Reproduce every record exactly as given.

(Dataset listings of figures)
****************

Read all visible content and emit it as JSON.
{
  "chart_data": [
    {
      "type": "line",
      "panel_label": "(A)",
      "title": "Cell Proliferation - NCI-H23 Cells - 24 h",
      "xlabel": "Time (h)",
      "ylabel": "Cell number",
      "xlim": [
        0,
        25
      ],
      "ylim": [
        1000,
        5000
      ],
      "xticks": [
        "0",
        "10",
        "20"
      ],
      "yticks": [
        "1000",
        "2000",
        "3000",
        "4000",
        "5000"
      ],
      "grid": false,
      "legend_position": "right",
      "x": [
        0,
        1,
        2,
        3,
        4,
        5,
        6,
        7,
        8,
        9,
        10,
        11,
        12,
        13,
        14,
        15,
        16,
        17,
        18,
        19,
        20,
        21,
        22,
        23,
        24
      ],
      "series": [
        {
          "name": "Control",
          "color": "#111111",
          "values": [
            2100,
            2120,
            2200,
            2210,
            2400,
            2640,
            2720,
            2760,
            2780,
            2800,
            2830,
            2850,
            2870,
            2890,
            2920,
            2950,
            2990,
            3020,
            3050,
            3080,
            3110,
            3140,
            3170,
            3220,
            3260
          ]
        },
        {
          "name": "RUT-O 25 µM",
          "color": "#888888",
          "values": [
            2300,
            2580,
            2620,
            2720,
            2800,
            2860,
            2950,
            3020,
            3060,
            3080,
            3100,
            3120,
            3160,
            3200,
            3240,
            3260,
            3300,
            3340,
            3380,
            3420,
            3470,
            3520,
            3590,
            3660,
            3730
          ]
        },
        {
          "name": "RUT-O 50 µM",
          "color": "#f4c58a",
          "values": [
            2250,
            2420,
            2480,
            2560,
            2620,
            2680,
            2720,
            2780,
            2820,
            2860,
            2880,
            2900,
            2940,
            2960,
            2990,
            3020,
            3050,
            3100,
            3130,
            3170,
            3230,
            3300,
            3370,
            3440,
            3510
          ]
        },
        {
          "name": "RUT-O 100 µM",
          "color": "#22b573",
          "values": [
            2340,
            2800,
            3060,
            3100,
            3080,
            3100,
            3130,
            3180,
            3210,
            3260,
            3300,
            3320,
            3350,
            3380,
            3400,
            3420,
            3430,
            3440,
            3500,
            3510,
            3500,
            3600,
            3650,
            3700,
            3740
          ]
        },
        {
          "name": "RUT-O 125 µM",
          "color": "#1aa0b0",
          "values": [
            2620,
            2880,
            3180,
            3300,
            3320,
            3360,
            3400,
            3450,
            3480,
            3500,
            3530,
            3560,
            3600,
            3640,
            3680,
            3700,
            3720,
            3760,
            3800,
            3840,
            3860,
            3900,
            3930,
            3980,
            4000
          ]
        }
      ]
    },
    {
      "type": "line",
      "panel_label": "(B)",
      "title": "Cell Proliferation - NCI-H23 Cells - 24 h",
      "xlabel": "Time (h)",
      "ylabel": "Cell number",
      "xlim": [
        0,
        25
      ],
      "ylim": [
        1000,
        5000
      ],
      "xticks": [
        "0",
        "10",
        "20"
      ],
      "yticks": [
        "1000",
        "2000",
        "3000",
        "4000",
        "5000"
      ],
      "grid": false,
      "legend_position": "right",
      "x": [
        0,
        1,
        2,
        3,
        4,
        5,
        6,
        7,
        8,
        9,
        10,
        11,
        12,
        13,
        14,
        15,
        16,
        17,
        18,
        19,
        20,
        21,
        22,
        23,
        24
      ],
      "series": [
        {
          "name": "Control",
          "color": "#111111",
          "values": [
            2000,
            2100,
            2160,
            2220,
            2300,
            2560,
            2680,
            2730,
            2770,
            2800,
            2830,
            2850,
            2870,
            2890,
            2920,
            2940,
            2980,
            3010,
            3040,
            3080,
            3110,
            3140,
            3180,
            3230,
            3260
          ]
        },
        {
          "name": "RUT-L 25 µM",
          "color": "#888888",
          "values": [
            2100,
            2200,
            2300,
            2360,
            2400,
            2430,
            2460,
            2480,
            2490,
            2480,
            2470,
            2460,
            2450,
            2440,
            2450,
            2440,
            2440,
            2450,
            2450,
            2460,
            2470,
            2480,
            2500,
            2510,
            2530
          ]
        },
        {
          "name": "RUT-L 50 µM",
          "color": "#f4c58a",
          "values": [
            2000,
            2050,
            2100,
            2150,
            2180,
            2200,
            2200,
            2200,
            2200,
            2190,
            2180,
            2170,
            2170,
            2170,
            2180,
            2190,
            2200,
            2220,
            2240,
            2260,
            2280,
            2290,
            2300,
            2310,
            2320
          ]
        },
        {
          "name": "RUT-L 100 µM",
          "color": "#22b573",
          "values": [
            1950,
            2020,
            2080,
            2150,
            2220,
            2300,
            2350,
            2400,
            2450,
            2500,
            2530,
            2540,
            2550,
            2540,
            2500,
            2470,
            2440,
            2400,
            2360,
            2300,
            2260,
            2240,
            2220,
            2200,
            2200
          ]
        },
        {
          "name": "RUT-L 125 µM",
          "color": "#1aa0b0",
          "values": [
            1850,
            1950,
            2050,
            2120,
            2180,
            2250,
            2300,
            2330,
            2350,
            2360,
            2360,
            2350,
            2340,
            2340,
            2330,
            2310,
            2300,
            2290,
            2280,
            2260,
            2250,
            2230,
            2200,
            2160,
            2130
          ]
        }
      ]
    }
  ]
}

****************

SOLUTION »
Read all visible content and emit it as JSON.
{
  "chart_data": [
    {
      "type": "line",
      "panel_label": "(A)",
      "title": "Cell Proliferation - NCI-H23 Cells - 24 h",
      "xlabel": "Time (h)",
      "ylabel": "Cell number",
      "xlim": [
        0,
        25
      ],
      "ylim": [
        1000,
        5000
      ],
      "xticks": [
        "0",
        "10",
        "20"
      ],
      "yticks": [
        "1000",
        "2000",
        "3000",
        "4000",
        "5000"
      ],
      "grid": false,
      "legend_position": "right",
      "x": [
        0,
        1,
        2,
        3,
        4,
        5,
        6,
        7,
        8,
        9,
        10,
        11,
        12,
        13,
        14,
        15,
        16,
        17,
        18,
        19,
        20,
        21,
        22,
        23,
        24
      ],
      "series": [
        {
          "name": "Control",
          "color": "#111111",
          "values": [
            2100,
            2120,
            2200,
            2210,
            2400,
            2640,
            2720,
            2760,
            2780,
            2800,
            2830,
            2850,
            2870,
            2890,
            2920,
            2950,
            2990,
            3020,
            3050,
            3080,
            3110,
            3140,
            3170,
            3220,
            3260
          ]
        },
        {
          "name": "RUT-O 25 µM",
          "color": "#888888",
          "values": [
            2300,
            2580,
            2620,
            2720,
            2800,
            2860,
            2950,
            3020,
            3060,
            3080,
            3100,
            3120,
            3160,
            3200,
            3240,
            3260,
            3300,
            3340,
            3380,
            3420,
            3470,
            3520,
            3590,
            3660,
            3730
          ]
        },
        {
          "name": "RUT-O 50 µM",
          "color": "#f4c58a",
          "values": [
            2250,
            2420,
            2480,
            2560,
            2620,
            2680,
            2720,
            2780,
            2820,
            2860,
            2880,
            2900,
            2940,
            2960,
            2990,
            3020,
            3050,
            3100,
            3130,
            3170,
            3230,
            3300,
            3370,
            3440,
            3510
          ]
        },
        {
          "name": "RUT-O 100 µM",
          "color": "#22b573",
          "values": [
            2340,
            2800,
            3060,
            3100,
            3080,
            3100,
            3130,
            3180,
            3210,
            3260,
            3300,
            3320,
            3350,
            3380,
            3400,
            3420,
            3430,
            3440,
            3500,
            3510,
            3500,
            3600,
            3650,
            3700,
            3740
          ]
        },
        {
          "name": "RUT-O 125 µM",
          "color": "#1aa0b0",
          "values": [
            2620,
            2880,
            3180,
            3300,
            3320,
            3360,
            3400,
            3450,
            3480,
            3500,
            3530,
            3560,
            3600,
            3640,
            3680,
            3700,
            3720,
            3760,
            3800,
            3840,
            3860,
            3900,
            3930,
            3980,
            4000
          ]
        }
      ]
    },
    {
      "type": "line",
      "panel_label": "(B)",
      "title": "Cell Proliferation - NCI-H23 Cells - 24 h",
      "xlabel": "Time (h)",
      "ylabel": "Cell number",
      "xlim": [
        0,
        25
      ],
      "ylim": [
        1000,
        5000
      ],
      "xticks": [
        "0",
        "10",
        "20"
      ],
      "yticks": [
        "1000",
        "2000",
        "3000",
        "4000",
        "5000"
      ],
      "grid": false,
      "legend_position": "right",
      "x": [
        0,
        1,
        2,
        3,
        4,
        5,
        6,
        7,
        8,
        9,
        10,
        11,
        12,
        13,
        14,
        15,
        16,
        17,
        18,
        19,
        20,
        21,
        22,
        23,
        24
      ],
      "series": [
        {
          "name": "Control",
          "color": "#111111",
          "values": [
            2000,
            2100,
            2160,
            2220,
            2300,
            2560,
            2680,
            2730,
            2770,
            2800,
            2830,
            2850,
            2870,
            2890,
            2920,
            2940,
            2980,
            3010,
            3040,
            3080,
            3110,
            3140,
            3180,
            3230,
            3260
          ]
        },
        {
          "name": "RUT-L 25 µM",
          "color": "#888888",
          "values": [
            2100,
            2200,
            2300,
            2360,
            2400,
            2430,
            2460,
            2480,
            2490,
            2480,
            2470,
            2460,
            2450,
            2440,
            2450,
            2440,
            2440,
            2450,
            2450,
            2460,
            2470,
            2480,
            2500,
            2510,
            2530
          ]
        },
        {
          "name": "RUT-L 50 µM",
          "color": "#f4c58a",
          "values": [
            2000,
            2050,
            2100,
            2150,
            2180,
            2200,
            2200,
            2200,
            2200,
            2190,
            2180,
            2170,
            2170,
            2170,
            2180,
            2190,
            2200,
            2220,
            2240,
            2260,
            2280,
            2290,
            2300,
            2310,
            2320
          ]
        },
        {
          "name": "RUT-L 100 µM",
          "color": "#22b573",
          "values": [
            1950,
            2020,
            2080,
            2150,
            2220,
            2300,
            2350,
            2400,
            2450,
            2500,
            2530,
            2540,
            2550,
            2540,
            2500,
            2470,
            2440,
            2400,
            2360,
            2300,
            2260,
            2240,
            2220,
            2200,
            2200
          ]
        },
        {
          "name": "RUT-L 125 µM",
          "color": "#1aa0b0",
          "values": [
            1850,
            1950,
            2050,
            2120,
            2180,
            2250,
            2300,
            2330,
            2350,
            2360,
            2360,
            2350,
            2340,
            2340,
            2330,
            2310,
            2300,
            2290,
            2280,
            2260,
            2250,
            2230,
            2200,
            2160,
            2130
          ]
        }
      ]
    }
  ]
}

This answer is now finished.